## Begin

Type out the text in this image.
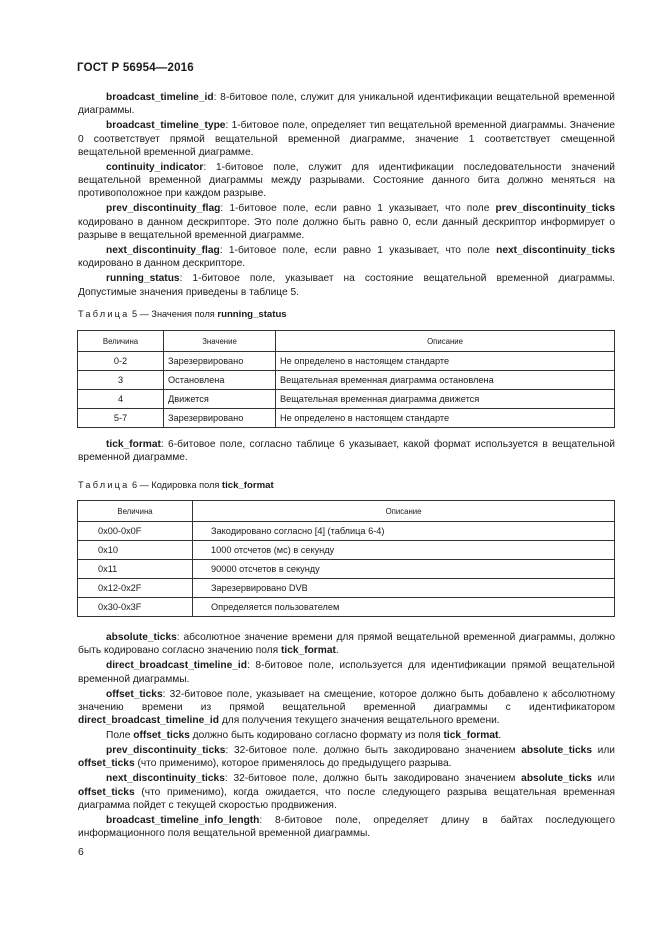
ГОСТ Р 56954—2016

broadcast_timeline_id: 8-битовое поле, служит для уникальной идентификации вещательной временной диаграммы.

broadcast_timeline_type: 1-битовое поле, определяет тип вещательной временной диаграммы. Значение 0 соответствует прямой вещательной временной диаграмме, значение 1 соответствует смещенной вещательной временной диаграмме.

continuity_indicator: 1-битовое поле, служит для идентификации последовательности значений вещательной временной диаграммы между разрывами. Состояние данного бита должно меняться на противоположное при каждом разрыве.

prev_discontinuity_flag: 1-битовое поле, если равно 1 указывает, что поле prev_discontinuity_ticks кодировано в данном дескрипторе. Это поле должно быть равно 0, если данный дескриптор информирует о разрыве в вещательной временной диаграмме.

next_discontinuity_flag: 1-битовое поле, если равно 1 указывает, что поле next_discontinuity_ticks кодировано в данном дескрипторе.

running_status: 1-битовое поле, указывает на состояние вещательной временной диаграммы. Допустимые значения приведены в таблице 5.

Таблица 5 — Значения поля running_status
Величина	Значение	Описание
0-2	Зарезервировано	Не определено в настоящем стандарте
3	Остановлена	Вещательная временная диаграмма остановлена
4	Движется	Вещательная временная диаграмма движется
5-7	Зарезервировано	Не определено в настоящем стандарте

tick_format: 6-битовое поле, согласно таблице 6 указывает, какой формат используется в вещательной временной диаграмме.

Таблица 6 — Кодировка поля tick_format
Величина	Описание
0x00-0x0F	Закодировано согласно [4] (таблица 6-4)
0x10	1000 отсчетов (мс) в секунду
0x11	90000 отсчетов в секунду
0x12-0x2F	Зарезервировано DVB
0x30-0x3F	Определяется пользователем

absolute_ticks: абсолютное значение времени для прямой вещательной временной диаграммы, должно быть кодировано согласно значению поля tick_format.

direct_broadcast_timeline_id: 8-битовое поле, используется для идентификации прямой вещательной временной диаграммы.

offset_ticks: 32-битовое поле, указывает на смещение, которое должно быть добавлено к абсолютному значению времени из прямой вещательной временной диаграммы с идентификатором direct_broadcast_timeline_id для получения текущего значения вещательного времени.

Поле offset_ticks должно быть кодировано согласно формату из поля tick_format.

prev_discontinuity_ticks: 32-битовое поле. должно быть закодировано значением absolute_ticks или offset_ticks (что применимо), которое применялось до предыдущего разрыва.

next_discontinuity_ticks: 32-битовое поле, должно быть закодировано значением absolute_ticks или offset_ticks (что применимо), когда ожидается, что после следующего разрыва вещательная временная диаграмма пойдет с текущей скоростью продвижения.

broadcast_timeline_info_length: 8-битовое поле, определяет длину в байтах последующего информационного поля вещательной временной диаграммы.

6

## End
## Begin

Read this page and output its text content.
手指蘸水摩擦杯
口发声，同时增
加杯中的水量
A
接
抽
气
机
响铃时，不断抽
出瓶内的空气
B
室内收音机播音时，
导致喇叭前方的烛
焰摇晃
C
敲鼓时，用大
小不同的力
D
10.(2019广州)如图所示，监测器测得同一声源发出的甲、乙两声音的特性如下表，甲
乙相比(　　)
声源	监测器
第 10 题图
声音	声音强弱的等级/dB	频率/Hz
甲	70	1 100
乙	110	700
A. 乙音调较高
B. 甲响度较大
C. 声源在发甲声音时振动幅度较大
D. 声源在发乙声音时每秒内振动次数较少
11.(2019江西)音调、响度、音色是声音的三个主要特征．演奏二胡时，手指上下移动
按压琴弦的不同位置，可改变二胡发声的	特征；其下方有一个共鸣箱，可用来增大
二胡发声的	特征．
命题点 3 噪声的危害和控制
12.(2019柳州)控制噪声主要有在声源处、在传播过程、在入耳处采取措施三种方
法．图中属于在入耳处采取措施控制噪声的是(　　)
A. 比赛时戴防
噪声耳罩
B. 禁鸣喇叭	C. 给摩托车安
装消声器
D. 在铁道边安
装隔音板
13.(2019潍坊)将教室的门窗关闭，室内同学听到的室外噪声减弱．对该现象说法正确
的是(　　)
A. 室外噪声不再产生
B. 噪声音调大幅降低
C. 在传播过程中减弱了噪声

## End

Collect every line above that contains the word "таблице".

running_status: 1-битовое поле, указывает на состояние вещательной временной диаграммы. Допустимые значения приведены в таблице 5.
tick_format: 6-битовое поле, согласно таблице 6 указывает, какой формат используется в вещательной временной диаграмме.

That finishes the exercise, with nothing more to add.